» **The request**: Print the entries below in their entirety, exactly as they are written.

» **Supplied material**:
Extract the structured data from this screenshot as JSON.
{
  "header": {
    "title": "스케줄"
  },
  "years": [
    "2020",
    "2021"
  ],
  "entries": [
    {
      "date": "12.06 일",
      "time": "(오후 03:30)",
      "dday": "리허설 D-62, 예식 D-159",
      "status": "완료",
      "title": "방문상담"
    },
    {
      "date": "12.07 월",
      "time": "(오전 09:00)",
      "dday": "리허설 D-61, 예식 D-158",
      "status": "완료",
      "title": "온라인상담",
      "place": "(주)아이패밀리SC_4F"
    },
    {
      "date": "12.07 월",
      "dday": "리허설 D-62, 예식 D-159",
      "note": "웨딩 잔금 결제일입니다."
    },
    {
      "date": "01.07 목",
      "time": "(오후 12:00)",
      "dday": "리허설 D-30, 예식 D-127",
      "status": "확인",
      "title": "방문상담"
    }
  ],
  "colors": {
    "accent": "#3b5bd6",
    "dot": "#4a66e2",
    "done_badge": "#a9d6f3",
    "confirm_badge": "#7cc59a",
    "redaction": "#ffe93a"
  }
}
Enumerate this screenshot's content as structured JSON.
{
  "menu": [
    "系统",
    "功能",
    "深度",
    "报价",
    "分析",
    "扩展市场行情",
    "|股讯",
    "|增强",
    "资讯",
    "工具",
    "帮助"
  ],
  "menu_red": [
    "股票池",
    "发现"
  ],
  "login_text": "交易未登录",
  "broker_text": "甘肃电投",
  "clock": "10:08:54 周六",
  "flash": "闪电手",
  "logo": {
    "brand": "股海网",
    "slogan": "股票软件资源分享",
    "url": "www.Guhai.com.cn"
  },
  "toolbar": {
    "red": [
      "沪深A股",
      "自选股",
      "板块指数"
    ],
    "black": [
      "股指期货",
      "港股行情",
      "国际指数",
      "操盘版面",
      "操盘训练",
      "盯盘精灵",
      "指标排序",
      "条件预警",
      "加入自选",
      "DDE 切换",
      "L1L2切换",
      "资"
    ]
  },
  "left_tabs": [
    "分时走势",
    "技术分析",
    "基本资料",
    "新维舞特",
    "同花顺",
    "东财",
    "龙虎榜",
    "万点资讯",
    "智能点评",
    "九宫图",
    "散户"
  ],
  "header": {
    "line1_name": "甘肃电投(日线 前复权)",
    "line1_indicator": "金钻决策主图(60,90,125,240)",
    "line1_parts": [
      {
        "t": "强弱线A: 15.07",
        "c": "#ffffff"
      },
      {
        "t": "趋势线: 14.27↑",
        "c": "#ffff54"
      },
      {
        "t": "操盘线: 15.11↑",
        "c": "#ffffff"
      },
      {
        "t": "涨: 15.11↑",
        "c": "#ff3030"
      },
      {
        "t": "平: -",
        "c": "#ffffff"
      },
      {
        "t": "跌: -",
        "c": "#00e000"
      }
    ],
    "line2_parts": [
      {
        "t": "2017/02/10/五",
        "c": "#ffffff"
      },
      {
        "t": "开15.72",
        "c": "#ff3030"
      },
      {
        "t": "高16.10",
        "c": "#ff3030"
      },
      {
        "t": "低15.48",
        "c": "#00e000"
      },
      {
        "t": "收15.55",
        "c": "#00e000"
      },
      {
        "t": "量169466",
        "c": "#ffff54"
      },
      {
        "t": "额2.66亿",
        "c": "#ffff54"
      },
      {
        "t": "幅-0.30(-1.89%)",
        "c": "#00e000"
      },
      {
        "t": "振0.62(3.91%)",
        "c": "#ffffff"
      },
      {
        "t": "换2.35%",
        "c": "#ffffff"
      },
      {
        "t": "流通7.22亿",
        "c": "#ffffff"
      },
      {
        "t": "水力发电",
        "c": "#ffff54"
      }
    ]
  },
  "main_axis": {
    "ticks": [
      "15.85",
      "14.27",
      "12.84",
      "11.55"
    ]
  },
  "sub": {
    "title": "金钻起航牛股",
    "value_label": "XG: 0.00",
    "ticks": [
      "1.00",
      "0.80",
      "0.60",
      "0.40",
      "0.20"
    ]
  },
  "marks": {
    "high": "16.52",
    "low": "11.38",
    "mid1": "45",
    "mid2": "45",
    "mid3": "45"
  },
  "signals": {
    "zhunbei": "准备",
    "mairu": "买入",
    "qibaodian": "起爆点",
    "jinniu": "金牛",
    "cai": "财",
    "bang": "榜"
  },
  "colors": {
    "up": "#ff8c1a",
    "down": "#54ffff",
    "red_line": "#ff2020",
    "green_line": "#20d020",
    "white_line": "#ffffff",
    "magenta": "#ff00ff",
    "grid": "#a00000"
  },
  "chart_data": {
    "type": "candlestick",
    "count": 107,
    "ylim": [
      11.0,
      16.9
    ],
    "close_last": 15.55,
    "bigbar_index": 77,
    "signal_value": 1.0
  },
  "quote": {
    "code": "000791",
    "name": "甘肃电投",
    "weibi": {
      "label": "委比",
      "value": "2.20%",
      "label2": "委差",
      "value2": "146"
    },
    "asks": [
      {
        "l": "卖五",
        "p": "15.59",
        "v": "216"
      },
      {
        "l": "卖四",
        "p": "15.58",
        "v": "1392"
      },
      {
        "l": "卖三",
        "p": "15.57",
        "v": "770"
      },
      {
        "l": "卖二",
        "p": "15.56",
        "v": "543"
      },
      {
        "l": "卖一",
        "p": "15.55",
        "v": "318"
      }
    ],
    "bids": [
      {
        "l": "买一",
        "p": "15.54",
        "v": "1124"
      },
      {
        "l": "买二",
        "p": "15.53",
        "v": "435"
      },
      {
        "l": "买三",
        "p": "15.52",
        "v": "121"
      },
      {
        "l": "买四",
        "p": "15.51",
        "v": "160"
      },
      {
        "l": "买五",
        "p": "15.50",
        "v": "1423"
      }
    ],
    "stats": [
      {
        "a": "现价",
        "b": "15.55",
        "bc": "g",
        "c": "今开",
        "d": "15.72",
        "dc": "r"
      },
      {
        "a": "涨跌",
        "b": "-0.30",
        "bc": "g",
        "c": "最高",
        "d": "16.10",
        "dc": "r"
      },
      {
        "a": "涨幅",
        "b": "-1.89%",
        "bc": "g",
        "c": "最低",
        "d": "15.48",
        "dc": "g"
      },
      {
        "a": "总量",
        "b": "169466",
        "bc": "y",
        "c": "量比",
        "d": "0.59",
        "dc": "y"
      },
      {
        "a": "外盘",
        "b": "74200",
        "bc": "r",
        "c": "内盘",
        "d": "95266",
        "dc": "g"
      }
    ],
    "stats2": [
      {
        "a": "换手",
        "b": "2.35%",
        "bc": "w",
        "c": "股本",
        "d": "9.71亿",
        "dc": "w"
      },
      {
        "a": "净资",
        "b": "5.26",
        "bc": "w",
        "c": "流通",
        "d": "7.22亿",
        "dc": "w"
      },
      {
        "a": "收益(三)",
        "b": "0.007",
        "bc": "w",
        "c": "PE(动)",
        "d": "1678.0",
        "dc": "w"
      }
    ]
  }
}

» **Right answer**:
Extract the structured data from this screenshot as JSON.
{
  "header": {
    "title": "스케줄"
  },
  "years": [
    "2020",
    "2021"
  ],
  "entries": [
    {
      "date": "12.06 일",
      "time": "(오후 03:30)",
      "dday": "리허설 D-62, 예식 D-159",
      "status": "완료",
      "title": "방문상담"
    },
    {
      "date": "12.07 월",
      "time": "(오전 09:00)",
      "dday": "리허설 D-61, 예식 D-158",
      "status": "완료",
      "title": "온라인상담",
      "place": "(주)아이패밀리SC_4F"
    },
    {
      "date": "12.07 월",
      "dday": "리허설 D-62, 예식 D-159",
      "note": "웨딩 잔금 결제일입니다."
    },
    {
      "date": "01.07 목",
      "time": "(오후 12:00)",
      "dday": "리허설 D-30, 예식 D-127",
      "status": "확인",
      "title": "방문상담"
    }
  ],
  "colors": {
    "accent": "#3b5bd6",
    "dot": "#4a66e2",
    "done_badge": "#a9d6f3",
    "confirm_badge": "#7cc59a",
    "redaction": "#ffe93a"
  }
}
Enumerate this screenshot's content as structured JSON.
{
  "menu": [
    "系统",
    "功能",
    "深度",
    "报价",
    "分析",
    "扩展市场行情",
    "|股讯",
    "|增强",
    "资讯",
    "工具",
    "帮助"
  ],
  "menu_red": [
    "股票池",
    "发现"
  ],
  "login_text": "交易未登录",
  "broker_text": "甘肃电投",
  "clock": "10:08:54 周六",
  "flash": "闪电手",
  "logo": {
    "brand": "股海网",
    "slogan": "股票软件资源分享",
    "url": "www.Guhai.com.cn"
  },
  "toolbar": {
    "red": [
      "沪深A股",
      "自选股",
      "板块指数"
    ],
    "black": [
      "股指期货",
      "港股行情",
      "国际指数",
      "操盘版面",
      "操盘训练",
      "盯盘精灵",
      "指标排序",
      "条件预警",
      "加入自选",
      "DDE 切换",
      "L1L2切换",
      "资"
    ]
  },
  "left_tabs": [
    "分时走势",
    "技术分析",
    "基本资料",
    "新维舞特",
    "同花顺",
    "东财",
    "龙虎榜",
    "万点资讯",
    "智能点评",
    "九宫图",
    "散户"
  ],
  "header": {
    "line1_name": "甘肃电投(日线 前复权)",
    "line1_indicator": "金钻决策主图(60,90,125,240)",
    "line1_parts": [
      {
        "t": "强弱线A: 15.07",
        "c": "#ffffff"
      },
      {
        "t": "趋势线: 14.27↑",
        "c": "#ffff54"
      },
      {
        "t": "操盘线: 15.11↑",
        "c": "#ffffff"
      },
      {
        "t": "涨: 15.11↑",
        "c": "#ff3030"
      },
      {
        "t": "平: -",
        "c": "#ffffff"
      },
      {
        "t": "跌: -",
        "c": "#00e000"
      }
    ],
    "line2_parts": [
      {
        "t": "2017/02/10/五",
        "c": "#ffffff"
      },
      {
        "t": "开15.72",
        "c": "#ff3030"
      },
      {
        "t": "高16.10",
        "c": "#ff3030"
      },
      {
        "t": "低15.48",
        "c": "#00e000"
      },
      {
        "t": "收15.55",
        "c": "#00e000"
      },
      {
        "t": "量169466",
        "c": "#ffff54"
      },
      {
        "t": "额2.66亿",
        "c": "#ffff54"
      },
      {
        "t": "幅-0.30(-1.89%)",
        "c": "#00e000"
      },
      {
        "t": "振0.62(3.91%)",
        "c": "#ffffff"
      },
      {
        "t": "换2.35%",
        "c": "#ffffff"
      },
      {
        "t": "流通7.22亿",
        "c": "#ffffff"
      },
      {
        "t": "水力发电",
        "c": "#ffff54"
      }
    ]
  },
  "main_axis": {
    "ticks": [
      "15.85",
      "14.27",
      "12.84",
      "11.55"
    ]
  },
  "sub": {
    "title": "金钻起航牛股",
    "value_label": "XG: 0.00",
    "ticks": [
      "1.00",
      "0.80",
      "0.60",
      "0.40",
      "0.20"
    ]
  },
  "marks": {
    "high": "16.52",
    "low": "11.38",
    "mid1": "45",
    "mid2": "45",
    "mid3": "45"
  },
  "signals": {
    "zhunbei": "准备",
    "mairu": "买入",
    "qibaodian": "起爆点",
    "jinniu": "金牛",
    "cai": "财",
    "bang": "榜"
  },
  "colors": {
    "up": "#ff8c1a",
    "down": "#54ffff",
    "red_line": "#ff2020",
    "green_line": "#20d020",
    "white_line": "#ffffff",
    "magenta": "#ff00ff",
    "grid": "#a00000"
  },
  "chart_data": {
    "type": "candlestick",
    "count": 107,
    "ylim": [
      11.0,
      16.9
    ],
    "close_last": 15.55,
    "bigbar_index": 77,
    "signal_value": 1.0
  },
  "quote": {
    "code": "000791",
    "name": "甘肃电投",
    "weibi": {
      "label": "委比",
      "value": "2.20%",
      "label2": "委差",
      "value2": "146"
    },
    "asks": [
      {
        "l": "卖五",
        "p": "15.59",
        "v": "216"
      },
      {
        "l": "卖四",
        "p": "15.58",
        "v": "1392"
      },
      {
        "l": "卖三",
        "p": "15.57",
        "v": "770"
      },
      {
        "l": "卖二",
        "p": "15.56",
        "v": "543"
      },
      {
        "l": "卖一",
        "p": "15.55",
        "v": "318"
      }
    ],
    "bids": [
      {
        "l": "买一",
        "p": "15.54",
        "v": "1124"
      },
      {
        "l": "买二",
        "p": "15.53",
        "v": "435"
      },
      {
        "l": "买三",
        "p": "15.52",
        "v": "121"
      },
      {
        "l": "买四",
        "p": "15.51",
        "v": "160"
      },
      {
        "l": "买五",
        "p": "15.50",
        "v": "1423"
      }
    ],
    "stats": [
      {
        "a": "现价",
        "b": "15.55",
        "bc": "g",
        "c": "今开",
        "d": "15.72",
        "dc": "r"
      },
      {
        "a": "涨跌",
        "b": "-0.30",
        "bc": "g",
        "c": "最高",
        "d": "16.10",
        "dc": "r"
      },
      {
        "a": "涨幅",
        "b": "-1.89%",
        "bc": "g",
        "c": "最低",
        "d": "15.48",
        "dc": "g"
      },
      {
        "a": "总量",
        "b": "169466",
        "bc": "y",
        "c": "量比",
        "d": "0.59",
        "dc": "y"
      },
      {
        "a": "外盘",
        "b": "74200",
        "bc": "r",
        "c": "内盘",
        "d": "95266",
        "dc": "g"
      }
    ],
    "stats2": [
      {
        "a": "换手",
        "b": "2.35%",
        "bc": "w",
        "c": "股本",
        "d": "9.71亿",
        "dc": "w"
      },
      {
        "a": "净资",
        "b": "5.26",
        "bc": "w",
        "c": "流通",
        "d": "7.22亿",
        "dc": "w"
      },
      {
        "a": "收益(三)",
        "b": "0.007",
        "bc": "w",
        "c": "PE(动)",
        "d": "1678.0",
        "dc": "w"
      }
    ]
  }
}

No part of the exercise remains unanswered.